▶ **Texte cité**:
------------------------------------------------------------

Art. 808 du code civil : Mise à la charge de la succession des frais engagés avant la renonciation

L'article 808 modifié prévoit enfin que les frais légitimement engagés par l'héritier avant sa renonciation sont à la charge de la succession, conformément aux dispositions actuelles de l'article 797.

CHAPITRE V - DES SUCCESSIONS VACANTES ET DES SUCCESSIONS EN DÉSHÉRENCE

Le projet de loi a pour objet de simplifier le régime des successions non réclamées, vacantes ou en déshérence.

1. Le droit en vigueur

• Une accumulation de textes

Les règles applicables à ces successions sont anciennes, nombreuses et éparses :

- les articles 539 et 724 du code civil ont trait au transfert à l'Etat de la propriété des biens des personnes qui décèdent sans héritier ou dont les successions sont abandonnées, et à l'exigence de l'envoi en possession de l'État en cas de défaut des héritiers ;

- les articles 768 à 770 et 772, composent le chapitre IV (« Des droits de l'Etat » du titre Ier (« Des successions ») du livre troisième du même code ;

- les articles 811 à 814 du même code, concernent les successions vacantes ;

- les articles 998 à 1002 du code (ancien) de procédure civile composent le titre dixième (« Du curateur à une succession vacante »), du livre II (« Des procédures relatives à l'ouverture d'une succession ») ;

- une loi du 20 novembre 1940 confie à l'administration des domaines -originellement administration de l'enregistrement, des domaines et du timbre- la gestion des successions non réclamées et la curatelle des successions vacantes. Le code civil prévoyait, avant 1940, que les successions abandonnées devaient être gérées par un curateur désigné à la discrétion des tribunaux, et placé sous leur contrôle. Ce régime a perduré jusqu'en 1940, année au cours de laquelle la curatelle des successions vacantes a été confiée au service des domaines, en raison de la négligence et de l'inertie d'un grand nombre de curateurs, mais aussi de la constatation de nombreuses malversations, notamment en matière de perception des honoraires sur les actes d'administration pratiqués ;

- un arrêté interministériel du 2 novembre 1971 relatif à l'administration provisoire et à la curatelle des successions a été pris en application de la loi du 20 novembre 1940.

Les départements d'outre-mer sont soumis à un régime spécifique fixé par un décret du 27 janvier 1855 sur l'administration des successions vacantes dans les colonies de la Martinique, de la Guadeloupe et de la Réunion, qui a été modifié par un arrêté du 20 juin 1864, et un décret du 14 mars 1890 sur le service des successions et biens vacants.

• Une juxtaposition de procédures : les successions non réclamées, vacantes et en déshérence

De cette multiplicité de règles découle une juxtaposition de procédures.

L'héritier dispose aujourd'hui de trois mois pour faire inventaire à compter du jour de l'ouverture de la succession, puis de quarante jours pour accepter celle-ci ou y renoncer.

Tant que ces deux délais ne sont pas expirés, si personne ne se présente pour réclamer une succession et s'il n'existe pas d'héritiers connus, ou encore si les héritiers connus y ont renoncé ou restent dans l'inaction, la succession est réputée non réclamée ; elle est également dite administrée car elle est placée sous administration provisoire.

------------------------------------------------------------

[Enregistrements issus d'une source de données]
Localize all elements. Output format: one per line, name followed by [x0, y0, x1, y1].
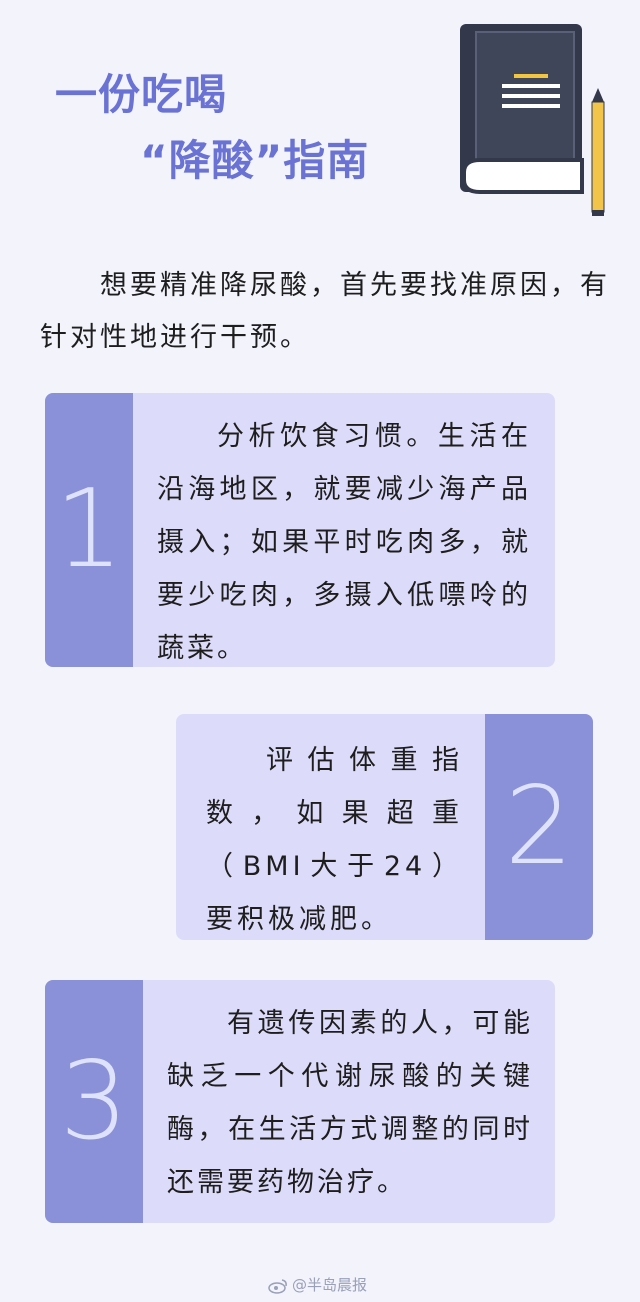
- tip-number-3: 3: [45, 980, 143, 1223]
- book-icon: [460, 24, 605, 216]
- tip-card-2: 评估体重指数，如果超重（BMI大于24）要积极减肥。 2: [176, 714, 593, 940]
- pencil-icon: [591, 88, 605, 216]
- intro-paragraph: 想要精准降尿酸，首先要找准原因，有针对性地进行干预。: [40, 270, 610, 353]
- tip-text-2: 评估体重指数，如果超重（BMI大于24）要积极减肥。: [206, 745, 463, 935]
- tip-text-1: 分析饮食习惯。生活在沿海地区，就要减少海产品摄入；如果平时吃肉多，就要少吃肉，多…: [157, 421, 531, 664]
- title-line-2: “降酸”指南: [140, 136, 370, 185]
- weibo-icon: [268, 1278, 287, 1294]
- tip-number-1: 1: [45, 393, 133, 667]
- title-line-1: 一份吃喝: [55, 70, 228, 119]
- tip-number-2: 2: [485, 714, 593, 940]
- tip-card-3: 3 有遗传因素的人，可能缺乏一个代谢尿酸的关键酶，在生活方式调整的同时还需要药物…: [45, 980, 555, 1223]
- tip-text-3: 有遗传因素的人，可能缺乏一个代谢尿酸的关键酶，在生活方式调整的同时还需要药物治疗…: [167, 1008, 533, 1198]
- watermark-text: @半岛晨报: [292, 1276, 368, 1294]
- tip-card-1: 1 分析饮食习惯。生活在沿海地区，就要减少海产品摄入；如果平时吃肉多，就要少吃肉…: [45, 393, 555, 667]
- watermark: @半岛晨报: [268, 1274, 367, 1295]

------------------------------------------------------------

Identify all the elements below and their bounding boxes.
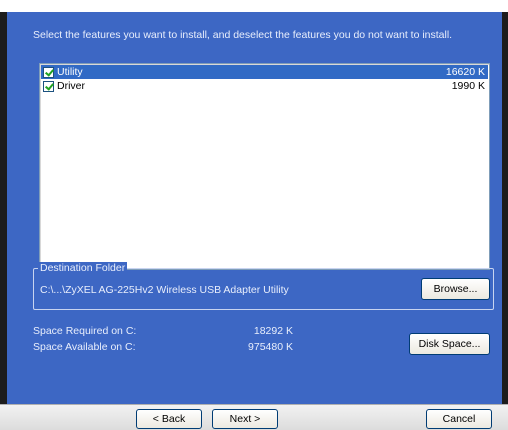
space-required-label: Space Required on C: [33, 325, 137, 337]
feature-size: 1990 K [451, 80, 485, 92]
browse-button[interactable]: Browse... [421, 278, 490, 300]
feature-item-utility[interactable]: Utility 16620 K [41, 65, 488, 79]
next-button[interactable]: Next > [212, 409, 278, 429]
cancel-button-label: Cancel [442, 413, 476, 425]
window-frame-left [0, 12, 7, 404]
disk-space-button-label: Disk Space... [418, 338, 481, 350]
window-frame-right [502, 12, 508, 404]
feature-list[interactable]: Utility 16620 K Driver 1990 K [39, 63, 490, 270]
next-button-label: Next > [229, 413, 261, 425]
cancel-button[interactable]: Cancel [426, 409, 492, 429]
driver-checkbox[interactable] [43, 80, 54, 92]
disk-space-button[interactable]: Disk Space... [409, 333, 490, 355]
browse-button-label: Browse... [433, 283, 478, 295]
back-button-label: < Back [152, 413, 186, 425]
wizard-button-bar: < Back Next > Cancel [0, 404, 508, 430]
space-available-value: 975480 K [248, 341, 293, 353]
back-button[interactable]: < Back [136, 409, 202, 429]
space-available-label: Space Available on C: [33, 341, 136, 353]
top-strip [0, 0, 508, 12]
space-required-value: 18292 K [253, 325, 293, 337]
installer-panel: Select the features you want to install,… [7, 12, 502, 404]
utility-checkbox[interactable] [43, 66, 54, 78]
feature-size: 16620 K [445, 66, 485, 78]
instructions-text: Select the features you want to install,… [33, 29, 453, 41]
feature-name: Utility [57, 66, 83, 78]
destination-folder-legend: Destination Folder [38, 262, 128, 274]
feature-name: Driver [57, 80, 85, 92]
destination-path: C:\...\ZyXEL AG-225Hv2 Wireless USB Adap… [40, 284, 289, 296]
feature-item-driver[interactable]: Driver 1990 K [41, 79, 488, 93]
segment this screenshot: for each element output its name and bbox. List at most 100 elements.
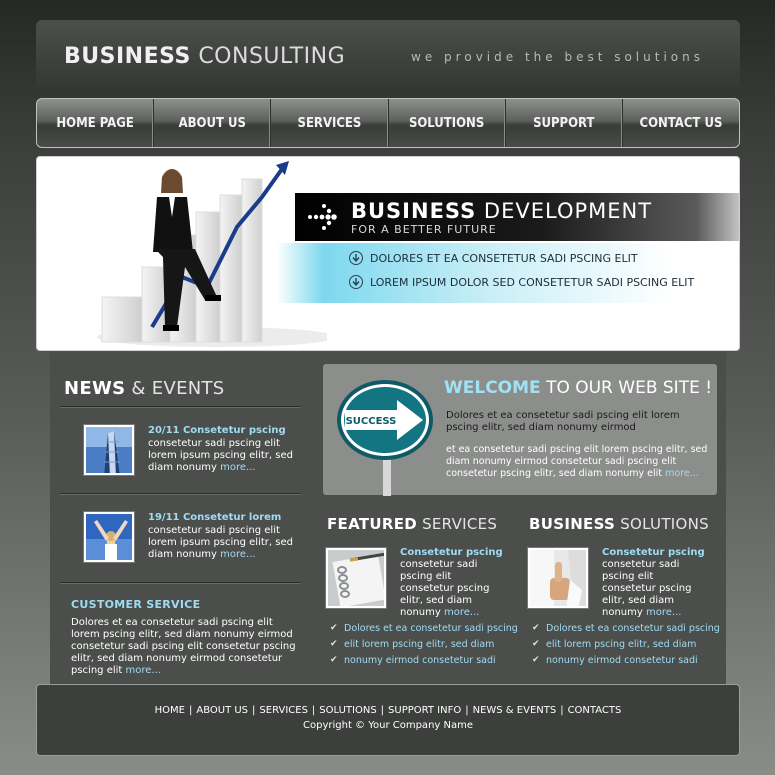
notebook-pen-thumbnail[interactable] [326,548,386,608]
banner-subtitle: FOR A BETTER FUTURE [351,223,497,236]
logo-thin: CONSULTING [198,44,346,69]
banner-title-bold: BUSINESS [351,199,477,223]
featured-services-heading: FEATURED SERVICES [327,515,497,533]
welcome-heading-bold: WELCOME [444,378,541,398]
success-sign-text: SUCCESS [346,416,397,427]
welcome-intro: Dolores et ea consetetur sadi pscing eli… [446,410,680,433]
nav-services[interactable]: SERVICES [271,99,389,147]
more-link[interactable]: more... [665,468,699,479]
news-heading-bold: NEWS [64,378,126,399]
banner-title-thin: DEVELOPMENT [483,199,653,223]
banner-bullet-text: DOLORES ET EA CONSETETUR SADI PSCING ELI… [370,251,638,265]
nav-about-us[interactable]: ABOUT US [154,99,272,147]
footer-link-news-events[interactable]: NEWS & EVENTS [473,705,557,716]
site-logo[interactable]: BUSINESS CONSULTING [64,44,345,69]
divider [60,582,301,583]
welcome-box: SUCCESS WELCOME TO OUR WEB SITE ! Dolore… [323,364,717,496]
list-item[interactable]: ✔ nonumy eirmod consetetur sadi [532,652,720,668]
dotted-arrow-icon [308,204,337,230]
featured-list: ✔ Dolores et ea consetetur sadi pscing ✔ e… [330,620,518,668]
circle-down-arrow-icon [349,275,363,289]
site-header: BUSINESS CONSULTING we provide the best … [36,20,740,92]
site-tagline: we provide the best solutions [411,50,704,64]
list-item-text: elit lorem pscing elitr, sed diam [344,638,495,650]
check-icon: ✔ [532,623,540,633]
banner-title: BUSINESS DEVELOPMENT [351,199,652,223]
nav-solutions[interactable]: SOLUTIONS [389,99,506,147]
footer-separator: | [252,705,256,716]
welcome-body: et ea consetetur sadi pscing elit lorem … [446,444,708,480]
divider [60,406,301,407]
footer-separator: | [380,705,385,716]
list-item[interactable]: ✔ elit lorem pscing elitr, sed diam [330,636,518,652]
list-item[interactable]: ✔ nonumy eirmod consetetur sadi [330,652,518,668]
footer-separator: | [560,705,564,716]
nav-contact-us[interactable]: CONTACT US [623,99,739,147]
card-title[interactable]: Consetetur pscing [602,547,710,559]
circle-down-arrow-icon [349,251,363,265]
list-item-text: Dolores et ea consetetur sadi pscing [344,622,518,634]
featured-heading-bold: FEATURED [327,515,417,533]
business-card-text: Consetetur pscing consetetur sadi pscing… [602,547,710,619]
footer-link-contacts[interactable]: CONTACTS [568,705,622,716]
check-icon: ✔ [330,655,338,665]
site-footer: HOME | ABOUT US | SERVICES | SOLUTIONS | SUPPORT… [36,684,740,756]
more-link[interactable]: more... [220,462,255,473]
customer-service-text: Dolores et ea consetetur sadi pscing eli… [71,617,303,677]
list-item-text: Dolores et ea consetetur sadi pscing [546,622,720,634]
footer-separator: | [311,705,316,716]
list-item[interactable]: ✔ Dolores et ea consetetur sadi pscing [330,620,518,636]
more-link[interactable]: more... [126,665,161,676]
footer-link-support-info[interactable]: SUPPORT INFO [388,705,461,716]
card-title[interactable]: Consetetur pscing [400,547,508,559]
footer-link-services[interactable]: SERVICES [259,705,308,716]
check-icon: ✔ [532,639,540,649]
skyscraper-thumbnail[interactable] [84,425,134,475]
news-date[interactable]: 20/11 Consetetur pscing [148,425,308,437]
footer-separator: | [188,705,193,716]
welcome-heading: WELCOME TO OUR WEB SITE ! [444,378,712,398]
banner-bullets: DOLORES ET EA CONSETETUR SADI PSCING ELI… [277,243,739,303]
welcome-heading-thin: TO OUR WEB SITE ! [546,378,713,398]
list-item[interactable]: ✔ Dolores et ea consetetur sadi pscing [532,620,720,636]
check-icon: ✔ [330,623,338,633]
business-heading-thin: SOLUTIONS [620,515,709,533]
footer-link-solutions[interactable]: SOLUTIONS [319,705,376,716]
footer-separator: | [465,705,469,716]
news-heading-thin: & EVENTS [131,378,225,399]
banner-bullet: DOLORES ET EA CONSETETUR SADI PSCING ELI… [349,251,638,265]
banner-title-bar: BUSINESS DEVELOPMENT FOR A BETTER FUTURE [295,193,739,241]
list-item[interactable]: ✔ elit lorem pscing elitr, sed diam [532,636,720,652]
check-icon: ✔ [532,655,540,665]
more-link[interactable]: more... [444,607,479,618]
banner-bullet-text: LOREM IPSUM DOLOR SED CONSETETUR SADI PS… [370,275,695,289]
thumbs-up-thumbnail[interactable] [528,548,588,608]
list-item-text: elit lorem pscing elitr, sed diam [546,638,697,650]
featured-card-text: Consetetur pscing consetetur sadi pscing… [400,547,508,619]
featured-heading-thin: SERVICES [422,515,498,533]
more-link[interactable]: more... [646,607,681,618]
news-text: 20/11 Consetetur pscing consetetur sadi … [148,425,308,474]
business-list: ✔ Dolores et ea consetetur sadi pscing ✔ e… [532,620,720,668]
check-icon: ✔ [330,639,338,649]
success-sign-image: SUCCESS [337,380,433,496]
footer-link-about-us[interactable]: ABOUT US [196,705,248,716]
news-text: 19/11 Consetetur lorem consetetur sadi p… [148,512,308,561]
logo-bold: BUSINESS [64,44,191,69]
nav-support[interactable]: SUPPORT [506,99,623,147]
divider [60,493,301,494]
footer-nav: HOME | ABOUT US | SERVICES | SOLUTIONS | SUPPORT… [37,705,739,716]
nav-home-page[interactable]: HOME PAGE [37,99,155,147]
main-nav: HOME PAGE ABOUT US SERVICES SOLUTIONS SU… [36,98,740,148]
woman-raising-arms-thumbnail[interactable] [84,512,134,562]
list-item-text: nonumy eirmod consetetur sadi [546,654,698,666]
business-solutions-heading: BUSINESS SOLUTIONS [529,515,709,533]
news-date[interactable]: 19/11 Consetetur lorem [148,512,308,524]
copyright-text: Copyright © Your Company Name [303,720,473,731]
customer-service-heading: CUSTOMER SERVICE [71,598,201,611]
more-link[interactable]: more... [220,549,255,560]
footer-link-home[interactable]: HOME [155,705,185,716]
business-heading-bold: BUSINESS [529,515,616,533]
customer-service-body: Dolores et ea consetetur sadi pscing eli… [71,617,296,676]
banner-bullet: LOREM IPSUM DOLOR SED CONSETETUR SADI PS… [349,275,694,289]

------------------------------------------------------------

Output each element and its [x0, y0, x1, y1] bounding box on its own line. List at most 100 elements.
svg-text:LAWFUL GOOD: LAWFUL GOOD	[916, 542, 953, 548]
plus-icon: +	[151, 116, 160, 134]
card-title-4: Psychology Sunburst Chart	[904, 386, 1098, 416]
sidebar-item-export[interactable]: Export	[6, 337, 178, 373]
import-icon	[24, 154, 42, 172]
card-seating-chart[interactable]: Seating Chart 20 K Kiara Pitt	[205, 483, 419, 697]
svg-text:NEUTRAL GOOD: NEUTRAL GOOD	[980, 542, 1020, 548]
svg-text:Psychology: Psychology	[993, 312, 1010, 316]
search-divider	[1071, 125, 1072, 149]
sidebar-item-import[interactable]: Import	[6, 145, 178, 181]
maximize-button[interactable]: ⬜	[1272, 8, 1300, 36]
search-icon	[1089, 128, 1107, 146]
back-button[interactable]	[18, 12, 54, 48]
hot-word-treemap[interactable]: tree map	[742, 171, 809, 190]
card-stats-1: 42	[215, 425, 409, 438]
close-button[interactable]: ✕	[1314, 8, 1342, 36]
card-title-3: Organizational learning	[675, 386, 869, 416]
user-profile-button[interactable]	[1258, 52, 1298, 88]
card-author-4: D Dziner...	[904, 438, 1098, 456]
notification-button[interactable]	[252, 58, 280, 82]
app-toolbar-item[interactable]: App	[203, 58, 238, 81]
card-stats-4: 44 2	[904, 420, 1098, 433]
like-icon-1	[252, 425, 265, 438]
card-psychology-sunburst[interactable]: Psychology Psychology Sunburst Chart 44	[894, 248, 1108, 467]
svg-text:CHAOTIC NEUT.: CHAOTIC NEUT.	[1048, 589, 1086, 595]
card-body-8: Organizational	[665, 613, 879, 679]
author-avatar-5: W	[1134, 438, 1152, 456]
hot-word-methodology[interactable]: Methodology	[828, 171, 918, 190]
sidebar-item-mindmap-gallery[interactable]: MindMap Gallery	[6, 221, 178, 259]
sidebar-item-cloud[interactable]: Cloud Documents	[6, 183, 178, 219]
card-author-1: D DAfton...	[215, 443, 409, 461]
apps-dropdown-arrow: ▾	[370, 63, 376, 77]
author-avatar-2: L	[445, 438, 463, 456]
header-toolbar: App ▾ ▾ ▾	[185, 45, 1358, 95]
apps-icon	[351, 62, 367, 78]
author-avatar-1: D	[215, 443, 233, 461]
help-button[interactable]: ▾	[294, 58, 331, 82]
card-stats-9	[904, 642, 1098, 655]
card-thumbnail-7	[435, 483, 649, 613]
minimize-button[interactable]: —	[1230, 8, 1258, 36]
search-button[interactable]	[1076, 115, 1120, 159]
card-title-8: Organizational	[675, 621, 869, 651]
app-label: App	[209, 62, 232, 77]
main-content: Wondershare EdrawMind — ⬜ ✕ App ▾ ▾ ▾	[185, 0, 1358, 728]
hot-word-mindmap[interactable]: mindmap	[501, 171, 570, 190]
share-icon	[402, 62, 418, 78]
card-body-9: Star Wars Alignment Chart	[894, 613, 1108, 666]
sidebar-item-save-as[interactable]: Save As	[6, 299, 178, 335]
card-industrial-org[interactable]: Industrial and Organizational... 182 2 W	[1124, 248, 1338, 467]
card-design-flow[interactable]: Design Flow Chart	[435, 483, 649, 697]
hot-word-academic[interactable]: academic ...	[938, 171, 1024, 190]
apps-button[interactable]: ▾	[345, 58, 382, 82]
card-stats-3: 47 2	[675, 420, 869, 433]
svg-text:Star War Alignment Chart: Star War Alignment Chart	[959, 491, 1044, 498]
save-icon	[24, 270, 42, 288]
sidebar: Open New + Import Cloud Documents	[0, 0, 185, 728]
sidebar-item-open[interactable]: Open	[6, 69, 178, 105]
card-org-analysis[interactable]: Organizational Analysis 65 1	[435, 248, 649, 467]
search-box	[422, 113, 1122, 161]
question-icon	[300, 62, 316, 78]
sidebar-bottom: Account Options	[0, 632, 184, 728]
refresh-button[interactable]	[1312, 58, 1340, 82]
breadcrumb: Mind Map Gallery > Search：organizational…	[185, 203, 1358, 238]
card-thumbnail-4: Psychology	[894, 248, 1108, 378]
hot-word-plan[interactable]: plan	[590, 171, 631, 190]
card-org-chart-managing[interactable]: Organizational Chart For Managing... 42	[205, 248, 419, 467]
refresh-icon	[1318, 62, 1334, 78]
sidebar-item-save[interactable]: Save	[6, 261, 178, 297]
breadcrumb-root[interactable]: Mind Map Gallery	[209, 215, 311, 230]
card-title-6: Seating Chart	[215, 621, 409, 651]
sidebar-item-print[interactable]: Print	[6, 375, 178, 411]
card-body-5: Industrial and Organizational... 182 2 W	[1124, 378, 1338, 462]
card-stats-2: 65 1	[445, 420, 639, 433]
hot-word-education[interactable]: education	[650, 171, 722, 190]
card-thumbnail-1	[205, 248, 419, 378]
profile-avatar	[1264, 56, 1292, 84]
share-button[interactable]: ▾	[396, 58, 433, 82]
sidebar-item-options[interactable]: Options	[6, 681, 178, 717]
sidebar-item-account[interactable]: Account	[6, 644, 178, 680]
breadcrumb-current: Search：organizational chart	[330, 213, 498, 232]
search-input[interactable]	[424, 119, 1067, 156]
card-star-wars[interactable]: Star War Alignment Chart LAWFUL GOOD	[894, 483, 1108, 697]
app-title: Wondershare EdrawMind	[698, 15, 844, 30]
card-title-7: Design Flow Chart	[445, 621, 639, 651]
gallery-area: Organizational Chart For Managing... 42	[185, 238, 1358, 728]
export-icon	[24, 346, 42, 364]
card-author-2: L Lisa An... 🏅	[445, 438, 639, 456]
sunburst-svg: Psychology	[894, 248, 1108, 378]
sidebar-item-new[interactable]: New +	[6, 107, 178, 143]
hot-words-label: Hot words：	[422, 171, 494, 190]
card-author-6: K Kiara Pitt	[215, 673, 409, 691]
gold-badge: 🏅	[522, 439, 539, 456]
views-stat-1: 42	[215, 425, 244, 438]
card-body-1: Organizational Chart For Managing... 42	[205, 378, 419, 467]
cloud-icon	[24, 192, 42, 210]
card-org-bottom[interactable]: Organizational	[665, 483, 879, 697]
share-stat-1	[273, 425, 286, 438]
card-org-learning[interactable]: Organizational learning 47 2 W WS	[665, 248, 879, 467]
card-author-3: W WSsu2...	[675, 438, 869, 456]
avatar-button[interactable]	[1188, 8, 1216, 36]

------------------------------------------------------------

▶ **Exercices**:
1. Recopiez le passage du texte sur les successions vacantes qui commence par « - un arrêté interministériel » et va jusqu'à « juxtaposition de procédures. », en remplaçant « juxtaposition » par « superposition ».
2. Donnez sous forme de liste JSON de chaînes, à raison d'une chaîne par ligne et sans les lignes vides, les lignes du listing qui vont de la ligne contenant « notebook-pen-thumbnail[interactable] [326,548,386,608] » jusqu'à celle contenant « success-sign-text: SUCCESS [346,416,397,427] », ces deux lignes comprises.
Le texte et le listing proviennent de sources différentes.

▶ **Résultats finaux**:
1.
- un arrêté interministériel du 2 novembre 1971 relatif à l'administration provisoire et à la curatelle des successions a été pris en application de la loi du 20 novembre 1940.

Les départements d'outre-mer sont soumis à un régime spécifique fixé par un décret du 27 janvier 1855 sur l'administration des successions vacantes dans les colonies de la Martinique, de la Guadeloupe et de la Réunion, qui a été modifié par un arrêté du 20 juin 1864, et un décret du 14 mars 1890 sur le service des successions et biens vacants.

• Une superposition de procédures : les successions non réclamées, vacantes et en déshérence

De cette multiplicité de règles découle une superposition de procédures.

2.
[
  "notebook-pen-thumbnail[interactable] [326,548,386,608]",
  "banner-subtitle: FOR A BETTER FUTURE [351,223,497,236]",
  "logo-thin: CONSULTING [198,44,346,69]",
  "banner-title-bold: BUSINESS [351,199,477,223]",
  "featured-services-heading: FEATURED SERVICES [327,515,497,533]",
  "welcome-heading-bold: WELCOME [444,378,541,398]",
  "success-sign-text: SUCCESS [346,416,397,427]"
]